TO DO: Leave out the pictures and repeat every record exactly.

● ● ● ●

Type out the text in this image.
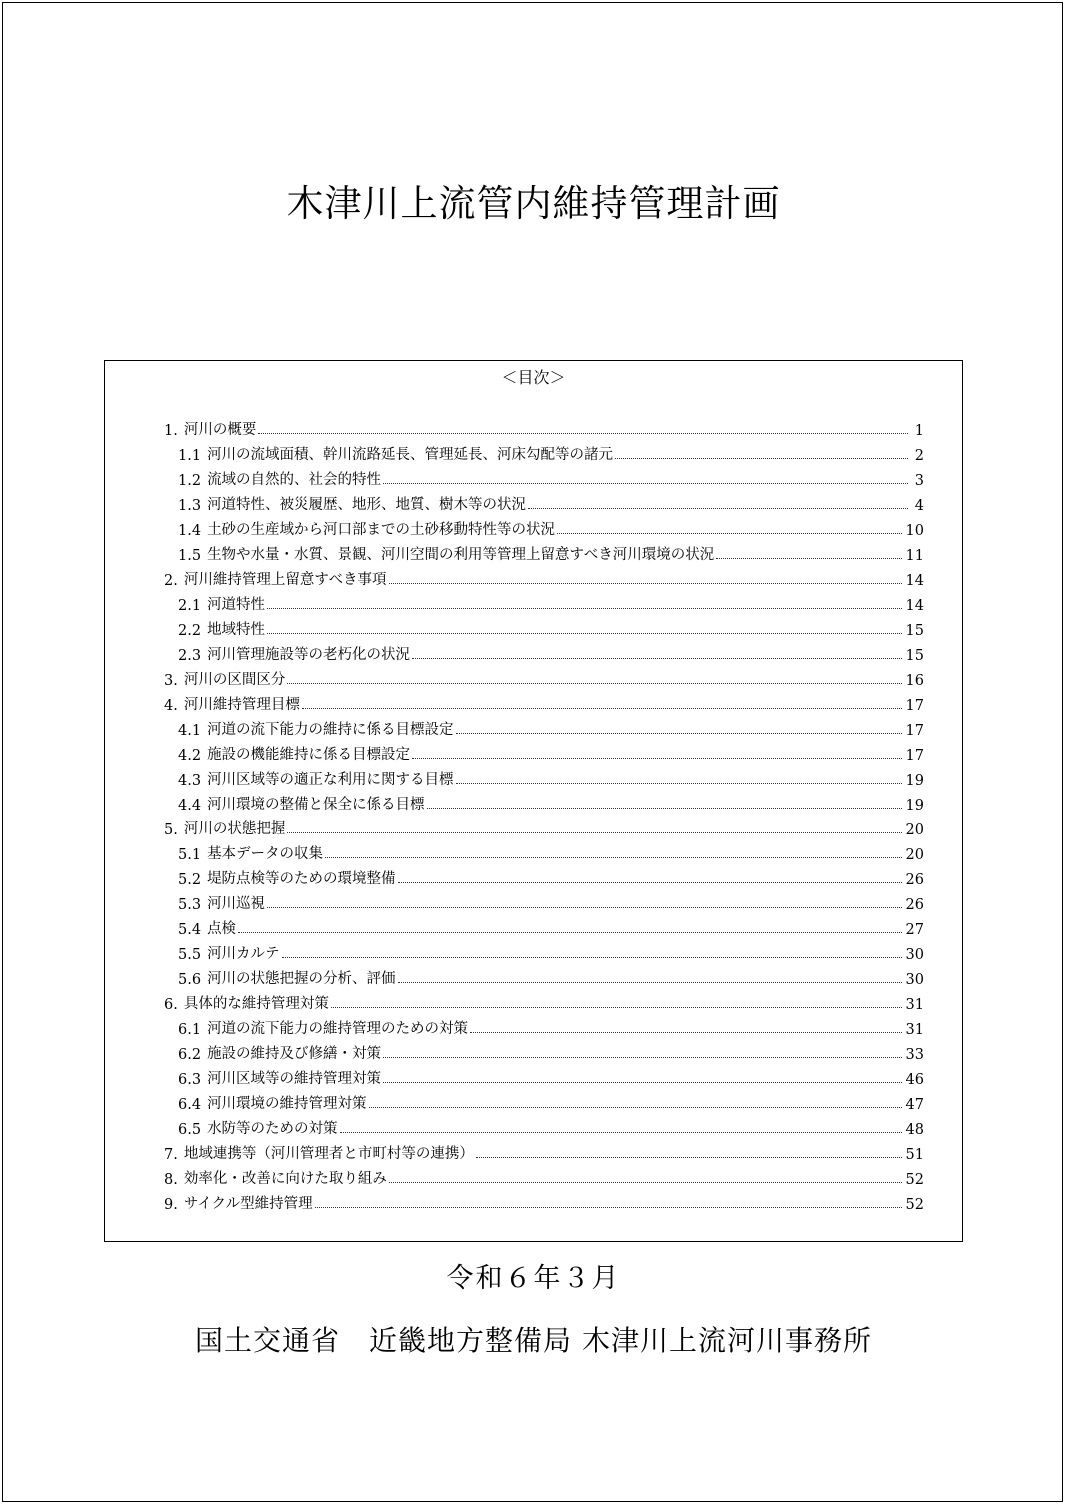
木津川上流管内維持管理計画
＜目次＞
1. 河川の概要	1
1.1 河川の流域面積、幹川流路延長、管理延長、河床勾配等の諸元	2
1.2 流域の自然的、社会的特性	3
1.3 河道特性、被災履歴、地形、地質、樹木等の状況	4
1.4 土砂の生産域から河口部までの土砂移動特性等の状況	10
1.5 生物や水量・水質、景観、河川空間の利用等管理上留意すべき河川環境の状況	11
2. 河川維持管理上留意すべき事項	14
2.1 河道特性	14
2.2 地域特性	15
2.3 河川管理施設等の老朽化の状況	15
3. 河川の区間区分	16
4. 河川維持管理目標	17
4.1 河道の流下能力の維持に係る目標設定	17
4.2 施設の機能維持に係る目標設定	17
4.3 河川区域等の適正な利用に関する目標	19
4.4 河川環境の整備と保全に係る目標	19
5. 河川の状態把握	20
5.1 基本データの収集	20
5.2 堤防点検等のための環境整備	26
5.3 河川巡視	26
5.4 点検	27
5.5 河川カルテ	30
5.6 河川の状態把握の分析、評価	30
6. 具体的な維持管理対策	31
6.1 河道の流下能力の維持管理のための対策	31
6.2 施設の維持及び修繕・対策	33
6.3 河川区域等の維持管理対策	46
6.4 河川環境の維持管理対策	47
6.5 水防等のための対策	48
7. 地域連携等（河川管理者と市町村等の連携）	51
8. 効率化・改善に向けた取り組み	52
9. サイクル型維持管理	52
令和６年３月
国土交通省　近畿地方整備局 木津川上流河川事務所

● ● ● ●

SOLUTION FOR THIS PROBLEM:
Type out the text in this image.
木津川上流管内維持管理計画
＜目次＞
1. 河川の概要	1
1.1 河川の流域面積、幹川流路延長、管理延長、河床勾配等の諸元	2
1.2 流域の自然的、社会的特性	3
1.3 河道特性、被災履歴、地形、地質、樹木等の状況	4
1.4 土砂の生産域から河口部までの土砂移動特性等の状況	10
1.5 生物や水量・水質、景観、河川空間の利用等管理上留意すべき河川環境の状況	11
2. 河川維持管理上留意すべき事項	14
2.1 河道特性	14
2.2 地域特性	15
2.3 河川管理施設等の老朽化の状況	15
3. 河川の区間区分	16
4. 河川維持管理目標	17
4.1 河道の流下能力の維持に係る目標設定	17
4.2 施設の機能維持に係る目標設定	17
4.3 河川区域等の適正な利用に関する目標	19
4.4 河川環境の整備と保全に係る目標	19
5. 河川の状態把握	20
5.1 基本データの収集	20
5.2 堤防点検等のための環境整備	26
5.3 河川巡視	26
5.4 点検	27
5.5 河川カルテ	30
5.6 河川の状態把握の分析、評価	30
6. 具体的な維持管理対策	31
6.1 河道の流下能力の維持管理のための対策	31
6.2 施設の維持及び修繕・対策	33
6.3 河川区域等の維持管理対策	46
6.4 河川環境の維持管理対策	47
6.5 水防等のための対策	48
7. 地域連携等（河川管理者と市町村等の連携）	51
8. 効率化・改善に向けた取り組み	52
9. サイクル型維持管理	52
令和６年３月
国土交通省　近畿地方整備局 木津川上流河川事務所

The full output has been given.